_DATA PROVIDED_:
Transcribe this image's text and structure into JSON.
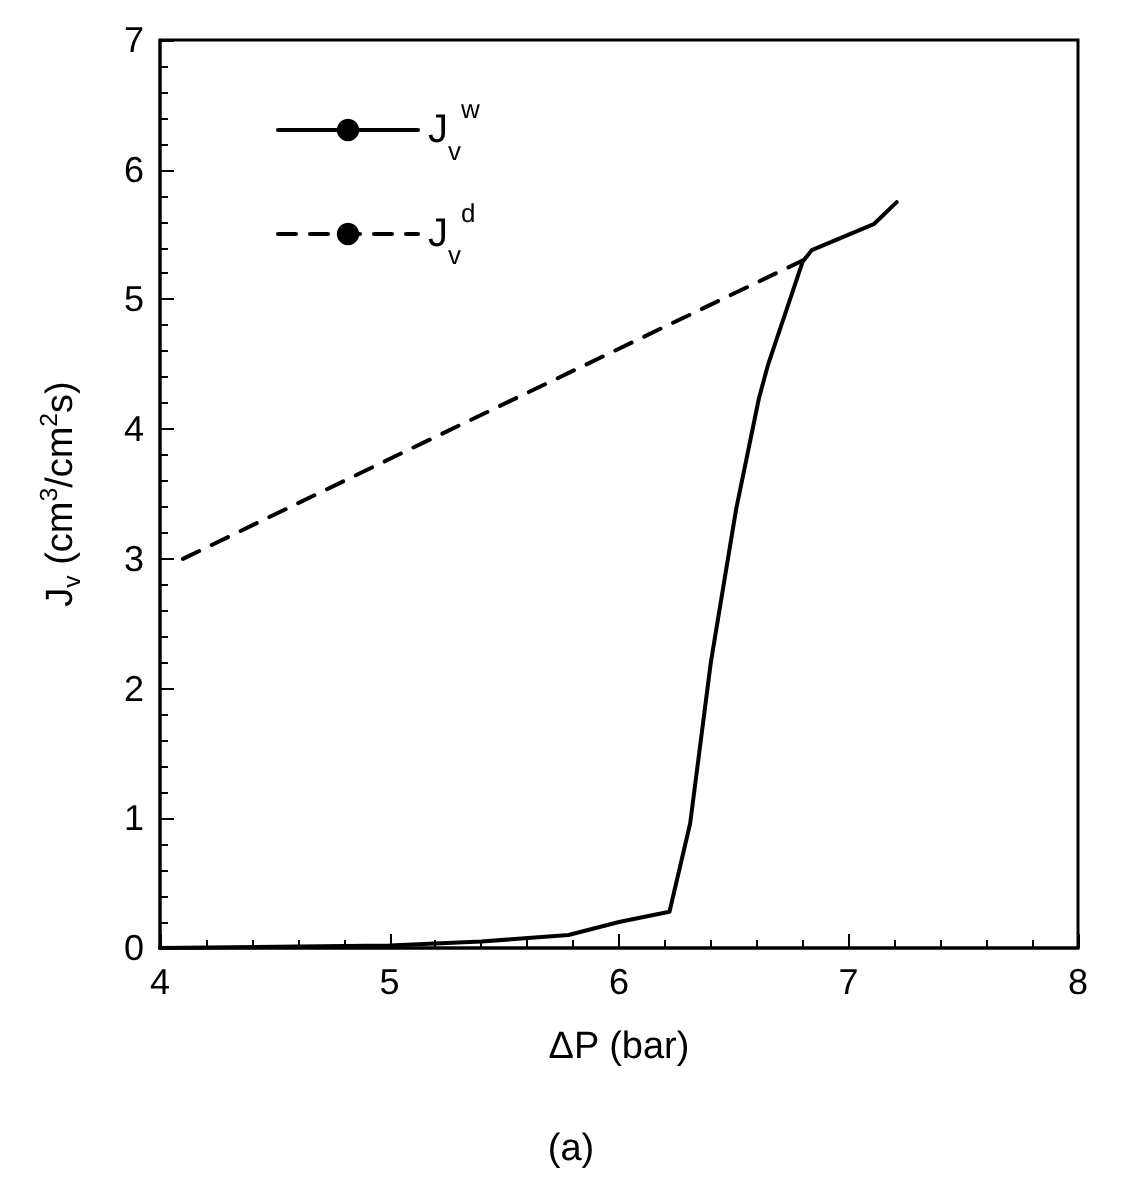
{
  "chart_data": {
    "type": "line",
    "xlabel": "ΔP (bar)",
    "ylabel": "J$_{v}$ (cm$^{3}$/cm$^{2}$s)",
    "annotations": [
      "(a)"
    ],
    "xlim": [
      4,
      8
    ],
    "xticks": [
      4,
      5,
      6,
      7,
      8
    ],
    "ylim": [
      0,
      7
    ],
    "yticks": [
      0,
      1,
      2,
      3,
      4,
      5,
      6,
      7
    ],
    "grid": false,
    "legend": "top left",
    "marker": "none",
    "series": [
      {
        "name": "J$_{v}$$^{w}$",
        "color": "#000000",
        "line_style": "solid",
        "x": [
          4,
          5,
          5.4,
          5.78,
          6.0,
          6.22,
          6.31,
          6.4,
          6.51,
          6.61,
          6.65,
          6.8,
          6.84,
          7.11,
          7.21
        ],
        "values": [
          0,
          0.02,
          0.05,
          0.1,
          0.2,
          0.28,
          0.96,
          2.2,
          3.38,
          4.24,
          4.5,
          5.29,
          5.38,
          5.58,
          5.75
        ]
      },
      {
        "name": "J$_{v}$$^{d}$",
        "color": "#000000",
        "line_style": "dashed",
        "x": [
          4.1,
          5,
          6,
          6.8
        ],
        "values": [
          3.0,
          3.77,
          4.62,
          5.3
        ]
      }
    ]
  }
}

_GOAL_: The pictures should not appear in the copy; every other part of the records above must be returned exactly.

_WRITTEN ANSWER_:
Transcribe this image's text and structure into JSON.
{
  "chart_data": {
    "type": "line",
    "xlabel": "ΔP (bar)",
    "ylabel": "J$_{v}$ (cm$^{3}$/cm$^{2}$s)",
    "annotations": [
      "(a)"
    ],
    "xlim": [
      4,
      8
    ],
    "xticks": [
      4,
      5,
      6,
      7,
      8
    ],
    "ylim": [
      0,
      7
    ],
    "yticks": [
      0,
      1,
      2,
      3,
      4,
      5,
      6,
      7
    ],
    "grid": false,
    "legend": "top left",
    "marker": "none",
    "series": [
      {
        "name": "J$_{v}$$^{w}$",
        "color": "#000000",
        "line_style": "solid",
        "x": [
          4,
          5,
          5.4,
          5.78,
          6.0,
          6.22,
          6.31,
          6.4,
          6.51,
          6.61,
          6.65,
          6.8,
          6.84,
          7.11,
          7.21
        ],
        "values": [
          0,
          0.02,
          0.05,
          0.1,
          0.2,
          0.28,
          0.96,
          2.2,
          3.38,
          4.24,
          4.5,
          5.29,
          5.38,
          5.58,
          5.75
        ]
      },
      {
        "name": "J$_{v}$$^{d}$",
        "color": "#000000",
        "line_style": "dashed",
        "x": [
          4.1,
          5,
          6,
          6.8
        ],
        "values": [
          3.0,
          3.77,
          4.62,
          5.3
        ]
      }
    ]
  }
}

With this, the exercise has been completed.